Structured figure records
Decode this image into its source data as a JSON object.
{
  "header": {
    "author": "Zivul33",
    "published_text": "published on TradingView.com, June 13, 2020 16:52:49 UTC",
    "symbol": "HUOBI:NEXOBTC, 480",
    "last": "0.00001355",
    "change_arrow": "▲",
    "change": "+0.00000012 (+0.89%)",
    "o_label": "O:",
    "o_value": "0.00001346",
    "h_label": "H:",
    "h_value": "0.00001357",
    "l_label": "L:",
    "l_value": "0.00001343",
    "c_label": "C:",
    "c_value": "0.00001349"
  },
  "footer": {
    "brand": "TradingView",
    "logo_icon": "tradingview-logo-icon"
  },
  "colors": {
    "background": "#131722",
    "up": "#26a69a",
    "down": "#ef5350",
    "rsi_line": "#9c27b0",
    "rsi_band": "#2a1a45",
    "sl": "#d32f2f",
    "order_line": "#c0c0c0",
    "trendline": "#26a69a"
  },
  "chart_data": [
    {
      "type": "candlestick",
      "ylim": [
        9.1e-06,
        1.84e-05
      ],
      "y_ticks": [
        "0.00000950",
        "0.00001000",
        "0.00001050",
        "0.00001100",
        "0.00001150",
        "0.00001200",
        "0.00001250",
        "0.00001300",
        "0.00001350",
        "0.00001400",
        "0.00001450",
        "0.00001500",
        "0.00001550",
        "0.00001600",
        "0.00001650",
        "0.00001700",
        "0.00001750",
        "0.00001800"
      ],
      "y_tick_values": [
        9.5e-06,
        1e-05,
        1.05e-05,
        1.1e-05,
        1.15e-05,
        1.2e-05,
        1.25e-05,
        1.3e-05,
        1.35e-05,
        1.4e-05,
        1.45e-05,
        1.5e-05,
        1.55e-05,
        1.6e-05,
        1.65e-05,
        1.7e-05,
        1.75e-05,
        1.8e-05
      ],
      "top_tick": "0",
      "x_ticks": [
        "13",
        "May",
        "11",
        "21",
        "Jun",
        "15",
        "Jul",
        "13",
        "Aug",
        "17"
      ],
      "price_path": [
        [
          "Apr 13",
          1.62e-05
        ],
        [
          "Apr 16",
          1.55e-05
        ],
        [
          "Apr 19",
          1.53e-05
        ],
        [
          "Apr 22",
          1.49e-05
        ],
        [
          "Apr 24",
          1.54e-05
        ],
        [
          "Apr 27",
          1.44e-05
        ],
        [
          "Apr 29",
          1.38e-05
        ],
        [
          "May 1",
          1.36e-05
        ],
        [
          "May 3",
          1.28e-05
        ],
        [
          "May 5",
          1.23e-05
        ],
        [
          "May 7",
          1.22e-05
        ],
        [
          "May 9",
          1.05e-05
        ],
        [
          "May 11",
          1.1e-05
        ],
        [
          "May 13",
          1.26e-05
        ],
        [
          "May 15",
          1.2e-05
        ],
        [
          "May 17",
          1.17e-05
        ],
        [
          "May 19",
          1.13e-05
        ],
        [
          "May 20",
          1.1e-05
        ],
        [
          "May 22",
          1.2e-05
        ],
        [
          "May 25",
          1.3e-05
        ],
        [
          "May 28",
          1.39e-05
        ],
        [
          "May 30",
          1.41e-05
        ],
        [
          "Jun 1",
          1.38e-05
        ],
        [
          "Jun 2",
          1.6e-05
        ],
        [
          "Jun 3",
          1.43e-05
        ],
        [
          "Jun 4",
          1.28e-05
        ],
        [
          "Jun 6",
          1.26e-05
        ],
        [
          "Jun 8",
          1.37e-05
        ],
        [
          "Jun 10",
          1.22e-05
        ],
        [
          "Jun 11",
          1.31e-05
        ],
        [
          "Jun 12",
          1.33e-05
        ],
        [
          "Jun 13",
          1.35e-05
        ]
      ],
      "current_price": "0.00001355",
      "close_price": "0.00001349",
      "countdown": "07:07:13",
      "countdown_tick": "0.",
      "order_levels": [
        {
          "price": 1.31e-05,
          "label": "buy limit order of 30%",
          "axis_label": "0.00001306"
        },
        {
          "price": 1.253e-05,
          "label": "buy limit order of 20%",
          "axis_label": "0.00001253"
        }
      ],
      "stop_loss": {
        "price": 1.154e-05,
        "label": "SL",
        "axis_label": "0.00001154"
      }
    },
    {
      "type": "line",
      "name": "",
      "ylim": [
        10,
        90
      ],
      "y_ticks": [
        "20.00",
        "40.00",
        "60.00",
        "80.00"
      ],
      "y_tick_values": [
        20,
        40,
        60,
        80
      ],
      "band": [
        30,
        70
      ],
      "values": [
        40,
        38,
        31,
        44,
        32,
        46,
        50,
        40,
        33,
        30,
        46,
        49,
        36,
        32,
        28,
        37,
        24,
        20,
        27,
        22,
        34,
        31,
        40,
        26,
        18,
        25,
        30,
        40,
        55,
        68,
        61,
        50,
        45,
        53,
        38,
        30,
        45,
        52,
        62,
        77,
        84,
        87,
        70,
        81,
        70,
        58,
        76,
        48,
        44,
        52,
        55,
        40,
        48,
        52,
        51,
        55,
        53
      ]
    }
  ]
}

**WORK TO COMPLETE:** All the entries above need to be reproduced exactly.

**ANSWER FOR THIS EXERCISE:**
Decode this image into its source data as a JSON object.
{
  "header": {
    "author": "Zivul33",
    "published_text": "published on TradingView.com, June 13, 2020 16:52:49 UTC",
    "symbol": "HUOBI:NEXOBTC, 480",
    "last": "0.00001355",
    "change_arrow": "▲",
    "change": "+0.00000012 (+0.89%)",
    "o_label": "O:",
    "o_value": "0.00001346",
    "h_label": "H:",
    "h_value": "0.00001357",
    "l_label": "L:",
    "l_value": "0.00001343",
    "c_label": "C:",
    "c_value": "0.00001349"
  },
  "footer": {
    "brand": "TradingView",
    "logo_icon": "tradingview-logo-icon"
  },
  "colors": {
    "background": "#131722",
    "up": "#26a69a",
    "down": "#ef5350",
    "rsi_line": "#9c27b0",
    "rsi_band": "#2a1a45",
    "sl": "#d32f2f",
    "order_line": "#c0c0c0",
    "trendline": "#26a69a"
  },
  "chart_data": [
    {
      "type": "candlestick",
      "ylim": [
        9.1e-06,
        1.84e-05
      ],
      "y_ticks": [
        "0.00000950",
        "0.00001000",
        "0.00001050",
        "0.00001100",
        "0.00001150",
        "0.00001200",
        "0.00001250",
        "0.00001300",
        "0.00001350",
        "0.00001400",
        "0.00001450",
        "0.00001500",
        "0.00001550",
        "0.00001600",
        "0.00001650",
        "0.00001700",
        "0.00001750",
        "0.00001800"
      ],
      "y_tick_values": [
        9.5e-06,
        1e-05,
        1.05e-05,
        1.1e-05,
        1.15e-05,
        1.2e-05,
        1.25e-05,
        1.3e-05,
        1.35e-05,
        1.4e-05,
        1.45e-05,
        1.5e-05,
        1.55e-05,
        1.6e-05,
        1.65e-05,
        1.7e-05,
        1.75e-05,
        1.8e-05
      ],
      "top_tick": "0",
      "x_ticks": [
        "13",
        "May",
        "11",
        "21",
        "Jun",
        "15",
        "Jul",
        "13",
        "Aug",
        "17"
      ],
      "price_path": [
        [
          "Apr 13",
          1.62e-05
        ],
        [
          "Apr 16",
          1.55e-05
        ],
        [
          "Apr 19",
          1.53e-05
        ],
        [
          "Apr 22",
          1.49e-05
        ],
        [
          "Apr 24",
          1.54e-05
        ],
        [
          "Apr 27",
          1.44e-05
        ],
        [
          "Apr 29",
          1.38e-05
        ],
        [
          "May 1",
          1.36e-05
        ],
        [
          "May 3",
          1.28e-05
        ],
        [
          "May 5",
          1.23e-05
        ],
        [
          "May 7",
          1.22e-05
        ],
        [
          "May 9",
          1.05e-05
        ],
        [
          "May 11",
          1.1e-05
        ],
        [
          "May 13",
          1.26e-05
        ],
        [
          "May 15",
          1.2e-05
        ],
        [
          "May 17",
          1.17e-05
        ],
        [
          "May 19",
          1.13e-05
        ],
        [
          "May 20",
          1.1e-05
        ],
        [
          "May 22",
          1.2e-05
        ],
        [
          "May 25",
          1.3e-05
        ],
        [
          "May 28",
          1.39e-05
        ],
        [
          "May 30",
          1.41e-05
        ],
        [
          "Jun 1",
          1.38e-05
        ],
        [
          "Jun 2",
          1.6e-05
        ],
        [
          "Jun 3",
          1.43e-05
        ],
        [
          "Jun 4",
          1.28e-05
        ],
        [
          "Jun 6",
          1.26e-05
        ],
        [
          "Jun 8",
          1.37e-05
        ],
        [
          "Jun 10",
          1.22e-05
        ],
        [
          "Jun 11",
          1.31e-05
        ],
        [
          "Jun 12",
          1.33e-05
        ],
        [
          "Jun 13",
          1.35e-05
        ]
      ],
      "current_price": "0.00001355",
      "close_price": "0.00001349",
      "countdown": "07:07:13",
      "countdown_tick": "0.",
      "order_levels": [
        {
          "price": 1.31e-05,
          "label": "buy limit order of 30%",
          "axis_label": "0.00001306"
        },
        {
          "price": 1.253e-05,
          "label": "buy limit order of 20%",
          "axis_label": "0.00001253"
        }
      ],
      "stop_loss": {
        "price": 1.154e-05,
        "label": "SL",
        "axis_label": "0.00001154"
      }
    },
    {
      "type": "line",
      "name": "",
      "ylim": [
        10,
        90
      ],
      "y_ticks": [
        "20.00",
        "40.00",
        "60.00",
        "80.00"
      ],
      "y_tick_values": [
        20,
        40,
        60,
        80
      ],
      "band": [
        30,
        70
      ],
      "values": [
        40,
        38,
        31,
        44,
        32,
        46,
        50,
        40,
        33,
        30,
        46,
        49,
        36,
        32,
        28,
        37,
        24,
        20,
        27,
        22,
        34,
        31,
        40,
        26,
        18,
        25,
        30,
        40,
        55,
        68,
        61,
        50,
        45,
        53,
        38,
        30,
        45,
        52,
        62,
        77,
        84,
        87,
        70,
        81,
        70,
        58,
        76,
        48,
        44,
        52,
        55,
        40,
        48,
        52,
        51,
        55,
        53
      ]
    }
  ]
}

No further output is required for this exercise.